» Goal of the exercise: Copy the full set of lines exactly as given.

» Data to process:

^^^^^^^^^^^^^^^^

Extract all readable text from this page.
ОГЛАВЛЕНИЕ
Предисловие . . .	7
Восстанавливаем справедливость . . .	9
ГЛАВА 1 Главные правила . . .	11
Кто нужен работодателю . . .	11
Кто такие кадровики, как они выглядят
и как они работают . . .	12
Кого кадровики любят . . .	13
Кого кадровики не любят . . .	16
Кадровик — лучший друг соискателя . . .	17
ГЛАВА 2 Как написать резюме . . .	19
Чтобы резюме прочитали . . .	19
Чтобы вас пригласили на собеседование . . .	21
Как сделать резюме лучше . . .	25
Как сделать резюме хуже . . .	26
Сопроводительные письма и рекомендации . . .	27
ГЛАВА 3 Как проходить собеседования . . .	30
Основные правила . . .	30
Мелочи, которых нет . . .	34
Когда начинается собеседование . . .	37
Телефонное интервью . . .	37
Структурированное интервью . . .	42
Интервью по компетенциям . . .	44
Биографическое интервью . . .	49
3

^^^^^^^^^^^^^^^^

» Correct output:
Extract all readable text from this page.
ОГЛАВЛЕНИЕ
Предисловие . . .	7
Восстанавливаем справедливость . . .	9
ГЛАВА 1 Главные правила . . .	11
Кто нужен работодателю . . .	11
Кто такие кадровики, как они выглядят
и как они работают . . .	12
Кого кадровики любят . . .	13
Кого кадровики не любят . . .	16
Кадровик — лучший друг соискателя . . .	17
ГЛАВА 2 Как написать резюме . . .	19
Чтобы резюме прочитали . . .	19
Чтобы вас пригласили на собеседование . . .	21
Как сделать резюме лучше . . .	25
Как сделать резюме хуже . . .	26
Сопроводительные письма и рекомендации . . .	27
ГЛАВА 3 Как проходить собеседования . . .	30
Основные правила . . .	30
Мелочи, которых нет . . .	34
Когда начинается собеседование . . .	37
Телефонное интервью . . .	37
Структурированное интервью . . .	42
Интервью по компетенциям . . .	44
Биографическое интервью . . .	49
3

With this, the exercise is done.